Work required:
Repeat every line of the data exactly, but not the pictures.

Excerpt from a dataset:
^^^^
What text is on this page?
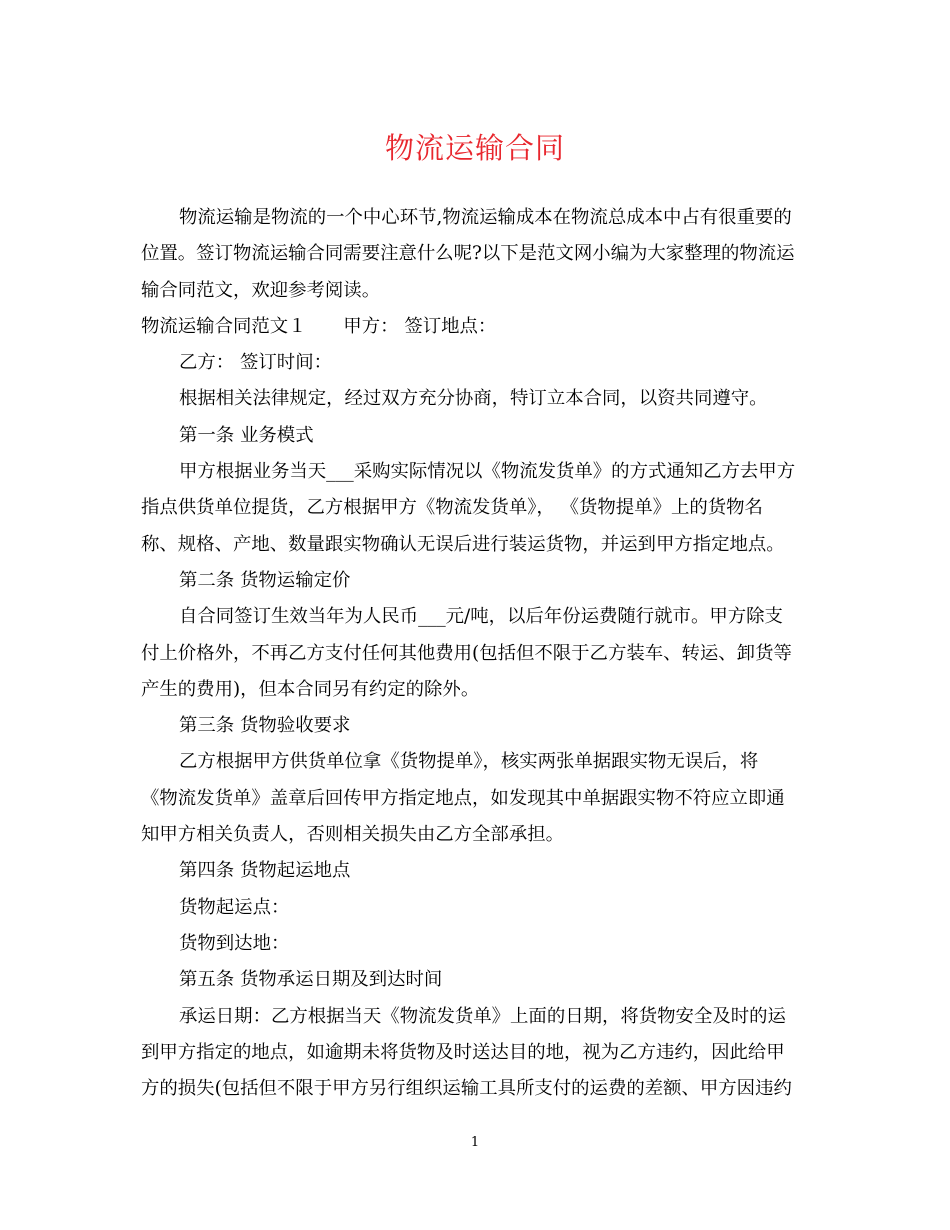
物流运输合同

物流运输是物流的一个中心环节,物流运输成本在物流总成本中占有很重要的

位置。签订物流运输合同需要注意什么呢?以下是范文网小编为大家整理的物流运

输合同范文，欢迎参考阅读。

物流运输合同范文１　　甲方： 签订地点：

乙方： 签订时间：

根据相关法律规定，经过双方充分协商，特订立本合同，以资共同遵守。

第一条 业务模式

甲方根据业务当天___采购实际情况以《物流发货单》的方式通知乙方去甲方

指点供货单位提货，乙方根据甲方《物流发货单》， 《货物提单》上的货物名

称、规格、产地、数量跟实物确认无误后进行装运货物，并运到甲方指定地点。

第二条 货物运输定价

自合同签订生效当年为人民币___元/吨，以后年份运费随行就市。甲方除支

付上价格外，不再乙方支付任何其他费用(包括但不限于乙方装车、转运、卸货等

产生的费用)，但本合同另有约定的除外。

第三条 货物验收要求

乙方根据甲方供货单位拿《货物提单》，核实两张单据跟实物无误后，将

《物流发货单》盖章后回传甲方指定地点，如发现其中单据跟实物不符应立即通

知甲方相关负责人，否则相关损失由乙方全部承担。

第四条 货物起运地点

货物起运点：

货物到达地：

第五条 货物承运日期及到达时间

承运日期：乙方根据当天《物流发货单》上面的日期，将货物安全及时的运

到甲方指定的地点，如逾期未将货物及时送达目的地，视为乙方违约，因此给甲

方的损失(包括但不限于甲方另行组织运输工具所支付的运费的差额、甲方因违约

1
^^^^
Response to this exercise:
What text is on this page?
物流运输合同

物流运输是物流的一个中心环节,物流运输成本在物流总成本中占有很重要的

位置。签订物流运输合同需要注意什么呢?以下是范文网小编为大家整理的物流运

输合同范文，欢迎参考阅读。

物流运输合同范文１　　甲方： 签订地点：

乙方： 签订时间：

根据相关法律规定，经过双方充分协商，特订立本合同，以资共同遵守。

第一条 业务模式

甲方根据业务当天___采购实际情况以《物流发货单》的方式通知乙方去甲方

指点供货单位提货，乙方根据甲方《物流发货单》， 《货物提单》上的货物名

称、规格、产地、数量跟实物确认无误后进行装运货物，并运到甲方指定地点。

第二条 货物运输定价

自合同签订生效当年为人民币___元/吨，以后年份运费随行就市。甲方除支

付上价格外，不再乙方支付任何其他费用(包括但不限于乙方装车、转运、卸货等

产生的费用)，但本合同另有约定的除外。

第三条 货物验收要求

乙方根据甲方供货单位拿《货物提单》，核实两张单据跟实物无误后，将

《物流发货单》盖章后回传甲方指定地点，如发现其中单据跟实物不符应立即通

知甲方相关负责人，否则相关损失由乙方全部承担。

第四条 货物起运地点

货物起运点：

货物到达地：

第五条 货物承运日期及到达时间

承运日期：乙方根据当天《物流发货单》上面的日期，将货物安全及时的运

到甲方指定的地点，如逾期未将货物及时送达目的地，视为乙方违约，因此给甲

方的损失(包括但不限于甲方另行组织运输工具所支付的运费的差额、甲方因违约

1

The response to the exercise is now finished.